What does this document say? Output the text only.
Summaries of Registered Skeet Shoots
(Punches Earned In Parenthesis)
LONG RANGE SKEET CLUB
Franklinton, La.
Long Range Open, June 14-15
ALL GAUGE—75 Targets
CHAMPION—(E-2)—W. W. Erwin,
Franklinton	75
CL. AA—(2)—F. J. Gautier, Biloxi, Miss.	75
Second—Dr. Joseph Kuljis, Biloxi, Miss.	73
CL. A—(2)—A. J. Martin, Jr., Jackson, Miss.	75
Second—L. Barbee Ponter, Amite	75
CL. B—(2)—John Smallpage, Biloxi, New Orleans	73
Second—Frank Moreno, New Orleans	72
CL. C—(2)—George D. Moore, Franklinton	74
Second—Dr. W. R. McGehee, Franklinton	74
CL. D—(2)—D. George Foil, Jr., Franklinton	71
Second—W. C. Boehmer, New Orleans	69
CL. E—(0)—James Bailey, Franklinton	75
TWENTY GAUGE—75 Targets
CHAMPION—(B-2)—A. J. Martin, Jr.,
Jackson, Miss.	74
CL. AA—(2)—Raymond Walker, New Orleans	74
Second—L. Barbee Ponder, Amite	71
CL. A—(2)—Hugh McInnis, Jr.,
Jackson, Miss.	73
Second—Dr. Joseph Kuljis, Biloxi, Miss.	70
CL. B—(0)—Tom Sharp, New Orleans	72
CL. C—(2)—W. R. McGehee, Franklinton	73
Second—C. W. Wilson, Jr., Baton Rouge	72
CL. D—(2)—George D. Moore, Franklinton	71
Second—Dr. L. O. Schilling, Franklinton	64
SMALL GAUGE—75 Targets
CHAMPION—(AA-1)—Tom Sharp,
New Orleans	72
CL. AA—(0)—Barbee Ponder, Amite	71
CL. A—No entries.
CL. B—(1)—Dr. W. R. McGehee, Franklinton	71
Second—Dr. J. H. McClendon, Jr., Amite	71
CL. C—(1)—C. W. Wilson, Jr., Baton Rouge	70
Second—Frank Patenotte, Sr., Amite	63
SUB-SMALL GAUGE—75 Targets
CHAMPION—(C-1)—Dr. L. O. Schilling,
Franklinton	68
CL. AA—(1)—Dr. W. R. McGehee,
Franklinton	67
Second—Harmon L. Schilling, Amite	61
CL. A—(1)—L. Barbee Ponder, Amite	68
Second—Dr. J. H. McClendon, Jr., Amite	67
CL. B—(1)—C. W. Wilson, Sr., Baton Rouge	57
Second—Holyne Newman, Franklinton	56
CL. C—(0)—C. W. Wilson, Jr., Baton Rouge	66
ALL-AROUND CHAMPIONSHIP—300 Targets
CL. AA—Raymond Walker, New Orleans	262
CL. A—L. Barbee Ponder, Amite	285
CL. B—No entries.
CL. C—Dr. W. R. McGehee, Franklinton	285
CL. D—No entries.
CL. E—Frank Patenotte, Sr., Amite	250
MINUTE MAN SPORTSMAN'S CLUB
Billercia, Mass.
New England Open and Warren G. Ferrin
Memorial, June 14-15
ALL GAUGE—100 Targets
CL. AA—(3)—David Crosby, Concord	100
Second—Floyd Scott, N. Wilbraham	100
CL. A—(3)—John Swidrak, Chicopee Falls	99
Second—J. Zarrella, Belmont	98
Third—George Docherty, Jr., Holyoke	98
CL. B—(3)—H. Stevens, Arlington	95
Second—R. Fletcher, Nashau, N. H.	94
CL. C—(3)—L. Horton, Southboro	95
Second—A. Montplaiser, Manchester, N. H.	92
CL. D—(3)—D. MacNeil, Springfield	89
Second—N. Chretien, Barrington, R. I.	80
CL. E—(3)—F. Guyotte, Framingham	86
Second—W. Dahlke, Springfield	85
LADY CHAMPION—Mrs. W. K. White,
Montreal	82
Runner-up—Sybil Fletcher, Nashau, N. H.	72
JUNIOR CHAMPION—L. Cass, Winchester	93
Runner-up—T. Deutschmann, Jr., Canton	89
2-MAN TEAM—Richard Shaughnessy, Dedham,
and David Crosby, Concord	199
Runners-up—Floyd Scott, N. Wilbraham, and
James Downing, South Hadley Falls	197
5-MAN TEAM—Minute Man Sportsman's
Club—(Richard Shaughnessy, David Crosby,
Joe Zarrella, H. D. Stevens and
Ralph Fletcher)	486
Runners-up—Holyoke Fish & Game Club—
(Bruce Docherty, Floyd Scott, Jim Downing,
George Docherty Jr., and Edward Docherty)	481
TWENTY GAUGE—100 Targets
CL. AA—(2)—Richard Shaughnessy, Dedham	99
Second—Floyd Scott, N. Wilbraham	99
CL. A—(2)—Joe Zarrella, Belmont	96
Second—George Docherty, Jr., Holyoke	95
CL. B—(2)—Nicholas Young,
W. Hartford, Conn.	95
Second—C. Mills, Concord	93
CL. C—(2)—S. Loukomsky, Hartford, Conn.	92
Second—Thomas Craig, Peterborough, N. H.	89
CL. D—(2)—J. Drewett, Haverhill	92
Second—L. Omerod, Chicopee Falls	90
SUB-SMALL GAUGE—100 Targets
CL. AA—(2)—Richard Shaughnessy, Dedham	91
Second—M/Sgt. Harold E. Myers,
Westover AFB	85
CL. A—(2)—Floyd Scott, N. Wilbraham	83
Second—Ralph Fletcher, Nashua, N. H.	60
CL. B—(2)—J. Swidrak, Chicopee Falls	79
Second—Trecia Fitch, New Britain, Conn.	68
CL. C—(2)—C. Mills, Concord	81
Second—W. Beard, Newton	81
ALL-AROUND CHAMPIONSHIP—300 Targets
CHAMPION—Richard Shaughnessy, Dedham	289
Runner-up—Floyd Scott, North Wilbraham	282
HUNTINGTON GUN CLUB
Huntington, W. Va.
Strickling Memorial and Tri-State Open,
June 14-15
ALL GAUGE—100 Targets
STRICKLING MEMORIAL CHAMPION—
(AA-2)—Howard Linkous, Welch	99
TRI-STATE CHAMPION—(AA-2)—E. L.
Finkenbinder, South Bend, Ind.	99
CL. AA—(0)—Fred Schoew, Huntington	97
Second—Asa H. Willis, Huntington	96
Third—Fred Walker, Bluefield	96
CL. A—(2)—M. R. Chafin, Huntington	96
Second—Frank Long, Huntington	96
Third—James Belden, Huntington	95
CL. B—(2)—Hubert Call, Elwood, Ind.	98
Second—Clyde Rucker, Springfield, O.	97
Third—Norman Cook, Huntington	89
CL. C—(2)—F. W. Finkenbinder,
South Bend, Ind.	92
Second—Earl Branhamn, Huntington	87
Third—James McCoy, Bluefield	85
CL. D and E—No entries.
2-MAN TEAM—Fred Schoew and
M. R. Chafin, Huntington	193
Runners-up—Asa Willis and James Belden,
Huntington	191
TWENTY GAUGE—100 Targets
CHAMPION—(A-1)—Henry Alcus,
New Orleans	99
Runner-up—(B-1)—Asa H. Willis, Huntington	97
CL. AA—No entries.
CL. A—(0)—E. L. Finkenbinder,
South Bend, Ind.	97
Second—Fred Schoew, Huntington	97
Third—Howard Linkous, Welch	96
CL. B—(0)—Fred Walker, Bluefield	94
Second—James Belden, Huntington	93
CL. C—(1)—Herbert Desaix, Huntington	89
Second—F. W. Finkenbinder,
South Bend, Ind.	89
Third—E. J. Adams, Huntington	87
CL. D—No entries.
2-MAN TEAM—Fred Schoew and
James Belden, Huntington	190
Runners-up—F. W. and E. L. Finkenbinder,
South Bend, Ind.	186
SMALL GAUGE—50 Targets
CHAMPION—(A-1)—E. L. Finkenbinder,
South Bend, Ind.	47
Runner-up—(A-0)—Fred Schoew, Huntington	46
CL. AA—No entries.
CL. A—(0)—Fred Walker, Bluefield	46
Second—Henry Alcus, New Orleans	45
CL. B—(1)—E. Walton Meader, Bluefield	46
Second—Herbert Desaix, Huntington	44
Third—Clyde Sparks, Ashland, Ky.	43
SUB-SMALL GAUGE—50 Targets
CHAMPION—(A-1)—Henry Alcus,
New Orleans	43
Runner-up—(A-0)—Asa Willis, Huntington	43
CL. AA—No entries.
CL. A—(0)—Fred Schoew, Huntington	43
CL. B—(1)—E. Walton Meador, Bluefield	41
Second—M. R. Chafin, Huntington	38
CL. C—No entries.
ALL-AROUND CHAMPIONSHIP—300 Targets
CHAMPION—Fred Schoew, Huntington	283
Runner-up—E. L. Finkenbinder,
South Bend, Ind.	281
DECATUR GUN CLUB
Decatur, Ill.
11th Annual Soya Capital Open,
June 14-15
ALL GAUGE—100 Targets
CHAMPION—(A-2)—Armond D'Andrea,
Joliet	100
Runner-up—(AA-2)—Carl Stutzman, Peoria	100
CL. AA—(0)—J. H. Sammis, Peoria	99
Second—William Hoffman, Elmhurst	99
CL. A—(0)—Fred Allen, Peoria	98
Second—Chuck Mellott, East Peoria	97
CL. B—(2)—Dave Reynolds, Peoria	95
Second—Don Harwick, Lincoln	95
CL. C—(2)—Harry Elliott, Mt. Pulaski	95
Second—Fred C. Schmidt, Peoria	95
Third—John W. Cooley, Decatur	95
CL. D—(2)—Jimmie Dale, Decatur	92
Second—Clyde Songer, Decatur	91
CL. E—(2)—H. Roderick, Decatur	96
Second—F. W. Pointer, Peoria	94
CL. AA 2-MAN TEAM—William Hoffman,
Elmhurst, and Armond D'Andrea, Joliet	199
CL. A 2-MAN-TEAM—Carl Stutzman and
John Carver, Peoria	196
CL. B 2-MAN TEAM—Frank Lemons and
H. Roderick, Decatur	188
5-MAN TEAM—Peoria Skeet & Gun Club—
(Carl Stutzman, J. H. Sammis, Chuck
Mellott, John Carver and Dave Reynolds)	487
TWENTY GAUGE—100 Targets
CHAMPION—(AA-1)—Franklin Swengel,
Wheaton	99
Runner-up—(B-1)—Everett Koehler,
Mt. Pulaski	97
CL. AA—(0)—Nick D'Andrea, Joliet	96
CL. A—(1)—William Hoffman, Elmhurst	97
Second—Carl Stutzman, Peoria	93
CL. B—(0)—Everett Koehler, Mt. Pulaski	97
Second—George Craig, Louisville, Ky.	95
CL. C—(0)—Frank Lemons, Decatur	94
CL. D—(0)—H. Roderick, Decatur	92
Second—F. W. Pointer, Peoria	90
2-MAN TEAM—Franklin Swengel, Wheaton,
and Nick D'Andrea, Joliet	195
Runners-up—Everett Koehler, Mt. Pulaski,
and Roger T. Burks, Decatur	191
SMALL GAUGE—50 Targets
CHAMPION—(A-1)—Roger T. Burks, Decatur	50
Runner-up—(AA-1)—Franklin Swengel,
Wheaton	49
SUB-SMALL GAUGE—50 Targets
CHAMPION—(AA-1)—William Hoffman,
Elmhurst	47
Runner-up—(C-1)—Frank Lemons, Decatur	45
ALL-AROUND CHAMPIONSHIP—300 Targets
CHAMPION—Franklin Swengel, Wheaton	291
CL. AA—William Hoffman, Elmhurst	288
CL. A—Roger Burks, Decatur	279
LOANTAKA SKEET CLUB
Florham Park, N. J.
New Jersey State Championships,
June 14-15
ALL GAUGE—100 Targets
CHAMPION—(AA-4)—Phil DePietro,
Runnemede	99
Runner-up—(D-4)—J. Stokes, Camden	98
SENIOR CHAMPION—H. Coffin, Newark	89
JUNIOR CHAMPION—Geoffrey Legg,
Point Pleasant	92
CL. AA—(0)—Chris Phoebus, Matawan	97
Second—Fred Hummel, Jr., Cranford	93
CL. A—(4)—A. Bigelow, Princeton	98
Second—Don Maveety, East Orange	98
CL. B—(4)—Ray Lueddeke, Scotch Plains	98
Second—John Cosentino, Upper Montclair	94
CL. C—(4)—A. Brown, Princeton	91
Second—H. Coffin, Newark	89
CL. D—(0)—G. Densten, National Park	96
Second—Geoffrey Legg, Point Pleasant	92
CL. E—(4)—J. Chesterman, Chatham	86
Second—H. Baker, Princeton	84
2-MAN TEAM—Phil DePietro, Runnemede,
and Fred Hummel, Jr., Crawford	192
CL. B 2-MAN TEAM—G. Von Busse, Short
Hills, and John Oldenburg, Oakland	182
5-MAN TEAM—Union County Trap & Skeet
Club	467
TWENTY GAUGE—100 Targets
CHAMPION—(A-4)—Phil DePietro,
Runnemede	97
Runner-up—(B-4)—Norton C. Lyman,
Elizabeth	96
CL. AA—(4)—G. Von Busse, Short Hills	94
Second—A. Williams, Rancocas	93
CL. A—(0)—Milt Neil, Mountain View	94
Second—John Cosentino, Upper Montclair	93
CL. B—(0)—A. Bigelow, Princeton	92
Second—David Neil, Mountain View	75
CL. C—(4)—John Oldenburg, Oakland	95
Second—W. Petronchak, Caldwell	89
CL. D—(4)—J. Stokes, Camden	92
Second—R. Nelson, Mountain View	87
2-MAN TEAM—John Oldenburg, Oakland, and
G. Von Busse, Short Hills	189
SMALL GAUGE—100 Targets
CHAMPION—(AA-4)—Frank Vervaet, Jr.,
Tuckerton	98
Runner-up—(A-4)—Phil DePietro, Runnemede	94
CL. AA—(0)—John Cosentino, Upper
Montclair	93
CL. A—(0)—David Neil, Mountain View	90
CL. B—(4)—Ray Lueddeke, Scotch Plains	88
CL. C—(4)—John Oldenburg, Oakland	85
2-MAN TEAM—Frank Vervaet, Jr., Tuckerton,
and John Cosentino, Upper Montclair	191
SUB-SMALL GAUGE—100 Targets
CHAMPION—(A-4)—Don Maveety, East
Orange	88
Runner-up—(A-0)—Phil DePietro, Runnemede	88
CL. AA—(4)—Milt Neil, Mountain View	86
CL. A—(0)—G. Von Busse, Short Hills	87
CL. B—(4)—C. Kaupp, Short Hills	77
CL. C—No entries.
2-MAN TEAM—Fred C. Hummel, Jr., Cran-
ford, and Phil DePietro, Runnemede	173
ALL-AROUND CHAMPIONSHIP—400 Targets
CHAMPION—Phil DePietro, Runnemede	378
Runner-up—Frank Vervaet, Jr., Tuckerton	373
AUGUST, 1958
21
◆ ◆ ◆ ◆
* **Exercise description**
Track down the lines that include the word "Andrea" and copy them.

* **Result below**
CHAMPION—(A-2)—Armond D'Andrea,
Elmhurst, and Armond D'Andrea, Joliet	199
CL. AA—(0)—Nick D'Andrea, Joliet	96
and Nick D'Andrea, Joliet	195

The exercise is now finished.